Requirement
Gather up all lines that carry the word "name".

===

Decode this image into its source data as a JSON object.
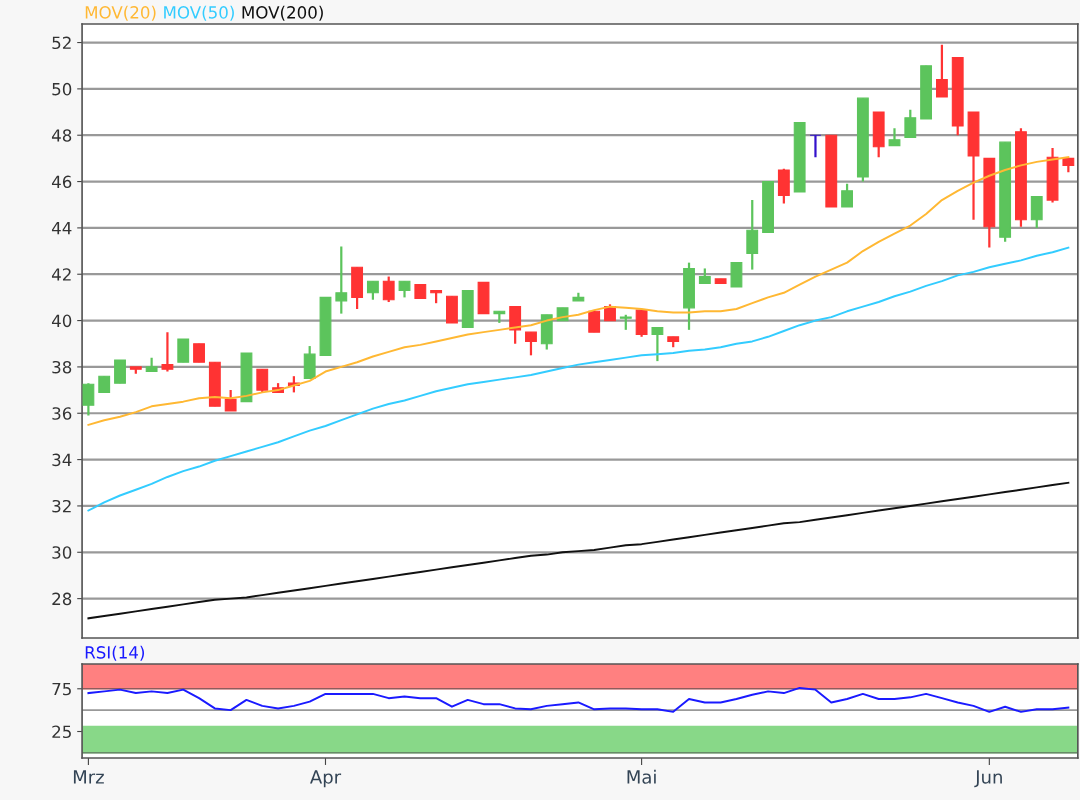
{
  "chart_data": [
    {
      "type": "candlestick",
      "categories": [
        null,
        null,
        null,
        null,
        null,
        null,
        null,
        null,
        null,
        null,
        null,
        null,
        null,
        null,
        null,
        null,
        null,
        null,
        null,
        null,
        null,
        null,
        null,
        null,
        null,
        null,
        null,
        null,
        null,
        null,
        null,
        null,
        null,
        null,
        null,
        null,
        null,
        null,
        null,
        null,
        null,
        null,
        null,
        null,
        null,
        null,
        null,
        null,
        null,
        null,
        null,
        null,
        null,
        null,
        null,
        null,
        null,
        null,
        null,
        null,
        null,
        null,
        null
      ],
      "ohlc": [
        [
          36.35,
          37.3,
          35.9,
          37.25
        ],
        [
          36.9,
          37.6,
          36.9,
          37.6
        ],
        [
          37.3,
          38.3,
          37.3,
          38.3
        ],
        [
          38.0,
          38.0,
          37.7,
          37.9
        ],
        [
          37.8,
          38.4,
          37.8,
          38.0
        ],
        [
          38.1,
          39.5,
          37.8,
          37.9
        ],
        [
          38.2,
          39.2,
          38.2,
          39.2
        ],
        [
          39.0,
          39.0,
          38.2,
          38.2
        ],
        [
          38.2,
          38.2,
          36.3,
          36.3
        ],
        [
          36.6,
          37.0,
          36.1,
          36.1
        ],
        [
          36.5,
          38.6,
          36.5,
          38.6
        ],
        [
          37.9,
          37.9,
          36.9,
          37.0
        ],
        [
          37.1,
          37.3,
          36.9,
          36.9
        ],
        [
          37.3,
          37.6,
          36.9,
          37.2
        ],
        [
          37.5,
          38.9,
          37.5,
          38.55
        ],
        [
          38.5,
          41.0,
          38.5,
          41.0
        ],
        [
          40.85,
          43.2,
          40.3,
          41.2
        ],
        [
          42.3,
          42.3,
          40.5,
          41.0
        ],
        [
          41.2,
          41.7,
          40.9,
          41.7
        ],
        [
          41.7,
          41.9,
          40.8,
          40.9
        ],
        [
          41.3,
          41.7,
          41.0,
          41.7
        ],
        [
          41.55,
          41.55,
          40.95,
          40.95
        ],
        [
          41.3,
          41.3,
          40.75,
          41.2
        ],
        [
          41.05,
          41.05,
          39.9,
          39.9
        ],
        [
          39.7,
          41.3,
          39.7,
          41.3
        ],
        [
          41.65,
          41.65,
          40.3,
          40.3
        ],
        [
          40.3,
          40.4,
          39.9,
          40.4
        ],
        [
          40.6,
          40.6,
          39.0,
          39.6
        ],
        [
          39.5,
          39.5,
          38.5,
          39.1
        ],
        [
          39.0,
          40.25,
          38.75,
          40.25
        ],
        [
          40.0,
          40.55,
          40.0,
          40.55
        ],
        [
          40.85,
          41.2,
          40.85,
          41.0
        ],
        [
          40.4,
          40.45,
          39.5,
          39.5
        ],
        [
          40.6,
          40.7,
          40.0,
          40.0
        ],
        [
          40.1,
          40.25,
          39.6,
          40.15
        ],
        [
          40.45,
          40.45,
          39.3,
          39.4
        ],
        [
          39.4,
          39.7,
          38.25,
          39.7
        ],
        [
          39.3,
          39.3,
          38.85,
          39.1
        ],
        [
          40.55,
          42.5,
          39.6,
          42.25
        ],
        [
          41.6,
          42.25,
          41.6,
          41.9
        ],
        [
          41.8,
          41.8,
          41.6,
          41.6
        ],
        [
          41.45,
          42.5,
          41.45,
          42.5
        ],
        [
          42.9,
          45.2,
          42.2,
          43.9
        ],
        [
          43.8,
          46.0,
          43.8,
          46.0
        ],
        [
          46.5,
          46.55,
          45.05,
          45.4
        ],
        [
          45.55,
          48.55,
          45.55,
          48.55
        ],
        [
          48.0,
          48.0,
          47.05,
          48.0
        ],
        [
          48.0,
          48.0,
          44.9,
          44.9
        ],
        [
          44.9,
          45.9,
          44.9,
          45.6
        ],
        [
          46.2,
          49.6,
          46.0,
          49.6
        ],
        [
          49.0,
          49.0,
          47.05,
          47.5
        ],
        [
          47.55,
          48.3,
          47.55,
          47.8
        ],
        [
          47.9,
          49.1,
          47.9,
          48.75
        ],
        [
          48.7,
          51.0,
          48.7,
          51.0
        ],
        [
          50.4,
          51.9,
          49.65,
          49.65
        ],
        [
          51.35,
          51.35,
          48.0,
          48.4
        ],
        [
          49.0,
          49.0,
          44.35,
          47.1
        ],
        [
          47.0,
          47.0,
          43.15,
          44.05
        ],
        [
          43.6,
          47.7,
          43.4,
          47.7
        ],
        [
          48.15,
          48.3,
          44.05,
          44.35
        ],
        [
          44.35,
          45.35,
          44.0,
          45.35
        ],
        [
          47.05,
          47.45,
          45.1,
          45.2
        ],
        [
          47.0,
          47.0,
          46.4,
          46.7
        ]
      ],
      "colors": [
        "#5cc45c",
        "#5cc45c",
        "#5cc45c",
        "#ff3333",
        "#5cc45c",
        "#ff3333",
        "#5cc45c",
        "#ff3333",
        "#ff3333",
        "#ff3333",
        "#5cc45c",
        "#ff3333",
        "#ff3333",
        "#ff3333",
        "#5cc45c",
        "#5cc45c",
        "#5cc45c",
        "#ff3333",
        "#5cc45c",
        "#ff3333",
        "#5cc45c",
        "#ff3333",
        "#ff3333",
        "#ff3333",
        "#5cc45c",
        "#ff3333",
        "#5cc45c",
        "#ff3333",
        "#ff3333",
        "#5cc45c",
        "#5cc45c",
        "#5cc45c",
        "#ff3333",
        "#ff3333",
        "#5cc45c",
        "#ff3333",
        "#5cc45c",
        "#ff3333",
        "#5cc45c",
        "#5cc45c",
        "#ff3333",
        "#5cc45c",
        "#5cc45c",
        "#5cc45c",
        "#ff3333",
        "#5cc45c",
        "#3311cc",
        "#ff3333",
        "#5cc45c",
        "#5cc45c",
        "#ff3333",
        "#5cc45c",
        "#5cc45c",
        "#5cc45c",
        "#ff3333",
        "#ff3333",
        "#ff3333",
        "#ff3333",
        "#5cc45c",
        "#ff3333",
        "#5cc45c",
        "#ff3333",
        "#ff3333"
      ],
      "series": [
        {
          "type": "line",
          "name": "MOV(20)",
          "color": "#ffb833",
          "values": [
            35.5,
            35.7,
            35.85,
            36.05,
            36.3,
            36.4,
            36.5,
            36.65,
            36.7,
            36.65,
            36.75,
            36.9,
            37.0,
            37.2,
            37.4,
            37.8,
            38.0,
            38.2,
            38.45,
            38.65,
            38.85,
            38.95,
            39.1,
            39.25,
            39.4,
            39.5,
            39.6,
            39.7,
            39.8,
            40.0,
            40.15,
            40.25,
            40.45,
            40.6,
            40.55,
            40.5,
            40.4,
            40.35,
            40.35,
            40.4,
            40.4,
            40.5,
            40.75,
            41.0,
            41.2,
            41.55,
            41.9,
            42.2,
            42.5,
            43.0,
            43.4,
            43.75,
            44.1,
            44.6,
            45.2,
            45.6,
            45.95,
            46.25,
            46.5,
            46.7,
            46.85,
            46.95,
            47.05
          ]
        },
        {
          "type": "line",
          "name": "MOV(50)",
          "color": "#33ccff",
          "values": [
            31.8,
            32.15,
            32.45,
            32.7,
            32.95,
            33.25,
            33.5,
            33.7,
            33.95,
            34.15,
            34.35,
            34.55,
            34.75,
            35.0,
            35.25,
            35.45,
            35.7,
            35.95,
            36.2,
            36.4,
            36.55,
            36.75,
            36.95,
            37.1,
            37.25,
            37.35,
            37.45,
            37.55,
            37.65,
            37.8,
            37.95,
            38.1,
            38.2,
            38.3,
            38.4,
            38.5,
            38.55,
            38.6,
            38.7,
            38.75,
            38.85,
            39.0,
            39.1,
            39.3,
            39.55,
            39.8,
            40.0,
            40.15,
            40.4,
            40.6,
            40.8,
            41.05,
            41.25,
            41.5,
            41.7,
            41.95,
            42.1,
            42.3,
            42.45,
            42.6,
            42.8,
            42.95,
            43.15
          ]
        },
        {
          "type": "line",
          "name": "MOV(200)",
          "color": "#111111",
          "values": [
            27.15,
            27.25,
            27.35,
            27.45,
            27.55,
            27.65,
            27.75,
            27.85,
            27.95,
            28.0,
            28.05,
            28.15,
            28.25,
            28.35,
            28.45,
            28.55,
            28.65,
            28.75,
            28.85,
            28.95,
            29.05,
            29.15,
            29.25,
            29.35,
            29.45,
            29.55,
            29.65,
            29.75,
            29.85,
            29.9,
            30.0,
            30.05,
            30.1,
            30.2,
            30.3,
            30.35,
            30.45,
            30.55,
            30.65,
            30.75,
            30.85,
            30.95,
            31.05,
            31.15,
            31.25,
            31.3,
            31.4,
            31.5,
            31.6,
            31.7,
            31.8,
            31.9,
            32.0,
            32.1,
            32.2,
            32.3,
            32.4,
            32.5,
            32.6,
            32.7,
            32.8,
            32.9,
            33.0
          ]
        }
      ],
      "ylim": [
        26.3,
        52.8
      ],
      "yticks": [
        28,
        30,
        32,
        34,
        36,
        38,
        40,
        42,
        44,
        46,
        48,
        50,
        52
      ],
      "grid": "y",
      "legend": "top left",
      "tick_labels": "y"
    },
    {
      "type": "line",
      "categories": [
        "Mrz",
        null,
        null,
        null,
        null,
        null,
        null,
        null,
        null,
        null,
        null,
        null,
        null,
        null,
        null,
        "Apr",
        null,
        null,
        null,
        null,
        null,
        null,
        null,
        null,
        null,
        null,
        null,
        null,
        null,
        null,
        null,
        null,
        null,
        null,
        null,
        "Mai",
        null,
        null,
        null,
        null,
        null,
        null,
        null,
        null,
        null,
        null,
        null,
        null,
        null,
        null,
        null,
        null,
        null,
        null,
        null,
        null,
        null,
        "Jun",
        null,
        null,
        null,
        null,
        null
      ],
      "series": [
        {
          "name": "RSI(14)",
          "color": "#1a1aff",
          "values": [
            70,
            72,
            74,
            70,
            72,
            70,
            74,
            64,
            52,
            50,
            62,
            55,
            52,
            55,
            60,
            69,
            69,
            69,
            69,
            64,
            66,
            64,
            64,
            54,
            62,
            57,
            57,
            52,
            51,
            55,
            57,
            59,
            51,
            52,
            52,
            51,
            51,
            48,
            63,
            59,
            59,
            63,
            68,
            72,
            70,
            76,
            74,
            59,
            63,
            69,
            63,
            63,
            65,
            69,
            64,
            59,
            55,
            48,
            54,
            48,
            51,
            51,
            53
          ]
        }
      ],
      "ylim": [
        -6,
        104
      ],
      "yticks": [
        25,
        75
      ],
      "bands": [
        {
          "axis": "y",
          "from": 75,
          "to": 104,
          "color": "#ff8080"
        },
        {
          "axis": "y",
          "from": 0,
          "to": 31,
          "color": "#88d888"
        }
      ],
      "ref_lines": [
        {
          "axis": "y",
          "value": 50,
          "color": "#999999"
        }
      ],
      "legend": "top left"
    }
  ]
}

===

Output for this exercise
          "name": "MOV(20)",
          "name": "MOV(50)",
          "name": "MOV(200)",
          "name": "RSI(14)",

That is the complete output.